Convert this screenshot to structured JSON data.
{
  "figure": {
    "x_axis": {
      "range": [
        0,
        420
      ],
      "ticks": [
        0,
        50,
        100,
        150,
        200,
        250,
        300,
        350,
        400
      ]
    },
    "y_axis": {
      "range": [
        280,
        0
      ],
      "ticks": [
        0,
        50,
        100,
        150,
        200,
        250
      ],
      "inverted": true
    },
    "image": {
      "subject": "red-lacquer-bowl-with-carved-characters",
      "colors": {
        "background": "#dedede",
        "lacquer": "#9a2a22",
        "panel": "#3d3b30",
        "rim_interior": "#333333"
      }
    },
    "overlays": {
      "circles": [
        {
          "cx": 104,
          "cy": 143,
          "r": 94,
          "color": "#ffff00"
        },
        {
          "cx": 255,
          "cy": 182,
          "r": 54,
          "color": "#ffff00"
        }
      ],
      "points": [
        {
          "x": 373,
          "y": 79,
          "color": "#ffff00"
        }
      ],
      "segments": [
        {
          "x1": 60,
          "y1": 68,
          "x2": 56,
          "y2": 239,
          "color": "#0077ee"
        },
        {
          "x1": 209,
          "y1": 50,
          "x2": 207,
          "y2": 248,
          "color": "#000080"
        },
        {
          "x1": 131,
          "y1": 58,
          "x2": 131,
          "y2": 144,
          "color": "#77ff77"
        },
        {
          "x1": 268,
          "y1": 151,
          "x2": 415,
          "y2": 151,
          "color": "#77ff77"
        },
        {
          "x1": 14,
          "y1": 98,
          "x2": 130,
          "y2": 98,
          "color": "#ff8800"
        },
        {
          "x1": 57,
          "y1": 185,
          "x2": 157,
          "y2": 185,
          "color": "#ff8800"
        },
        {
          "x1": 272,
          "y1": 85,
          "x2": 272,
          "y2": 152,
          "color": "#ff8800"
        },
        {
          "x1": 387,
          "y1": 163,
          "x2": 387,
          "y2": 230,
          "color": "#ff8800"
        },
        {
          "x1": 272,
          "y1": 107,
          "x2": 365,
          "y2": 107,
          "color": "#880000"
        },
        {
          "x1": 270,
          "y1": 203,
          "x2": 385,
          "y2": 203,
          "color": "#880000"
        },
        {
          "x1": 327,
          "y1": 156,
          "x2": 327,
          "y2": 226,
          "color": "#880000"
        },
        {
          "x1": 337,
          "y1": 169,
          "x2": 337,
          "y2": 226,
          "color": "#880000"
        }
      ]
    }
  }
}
*-*-*
Stated goal
Copy the material above back out, exactly as written.

Task output
Convert this screenshot to structured JSON data.
{
  "figure": {
    "x_axis": {
      "range": [
        0,
        420
      ],
      "ticks": [
        0,
        50,
        100,
        150,
        200,
        250,
        300,
        350,
        400
      ]
    },
    "y_axis": {
      "range": [
        280,
        0
      ],
      "ticks": [
        0,
        50,
        100,
        150,
        200,
        250
      ],
      "inverted": true
    },
    "image": {
      "subject": "red-lacquer-bowl-with-carved-characters",
      "colors": {
        "background": "#dedede",
        "lacquer": "#9a2a22",
        "panel": "#3d3b30",
        "rim_interior": "#333333"
      }
    },
    "overlays": {
      "circles": [
        {
          "cx": 104,
          "cy": 143,
          "r": 94,
          "color": "#ffff00"
        },
        {
          "cx": 255,
          "cy": 182,
          "r": 54,
          "color": "#ffff00"
        }
      ],
      "points": [
        {
          "x": 373,
          "y": 79,
          "color": "#ffff00"
        }
      ],
      "segments": [
        {
          "x1": 60,
          "y1": 68,
          "x2": 56,
          "y2": 239,
          "color": "#0077ee"
        },
        {
          "x1": 209,
          "y1": 50,
          "x2": 207,
          "y2": 248,
          "color": "#000080"
        },
        {
          "x1": 131,
          "y1": 58,
          "x2": 131,
          "y2": 144,
          "color": "#77ff77"
        },
        {
          "x1": 268,
          "y1": 151,
          "x2": 415,
          "y2": 151,
          "color": "#77ff77"
        },
        {
          "x1": 14,
          "y1": 98,
          "x2": 130,
          "y2": 98,
          "color": "#ff8800"
        },
        {
          "x1": 57,
          "y1": 185,
          "x2": 157,
          "y2": 185,
          "color": "#ff8800"
        },
        {
          "x1": 272,
          "y1": 85,
          "x2": 272,
          "y2": 152,
          "color": "#ff8800"
        },
        {
          "x1": 387,
          "y1": 163,
          "x2": 387,
          "y2": 230,
          "color": "#ff8800"
        },
        {
          "x1": 272,
          "y1": 107,
          "x2": 365,
          "y2": 107,
          "color": "#880000"
        },
        {
          "x1": 270,
          "y1": 203,
          "x2": 385,
          "y2": 203,
          "color": "#880000"
        },
        {
          "x1": 327,
          "y1": 156,
          "x2": 327,
          "y2": 226,
          "color": "#880000"
        },
        {
          "x1": 337,
          "y1": 169,
          "x2": 337,
          "y2": 226,
          "color": "#880000"
        }
      ]
    }
  }
}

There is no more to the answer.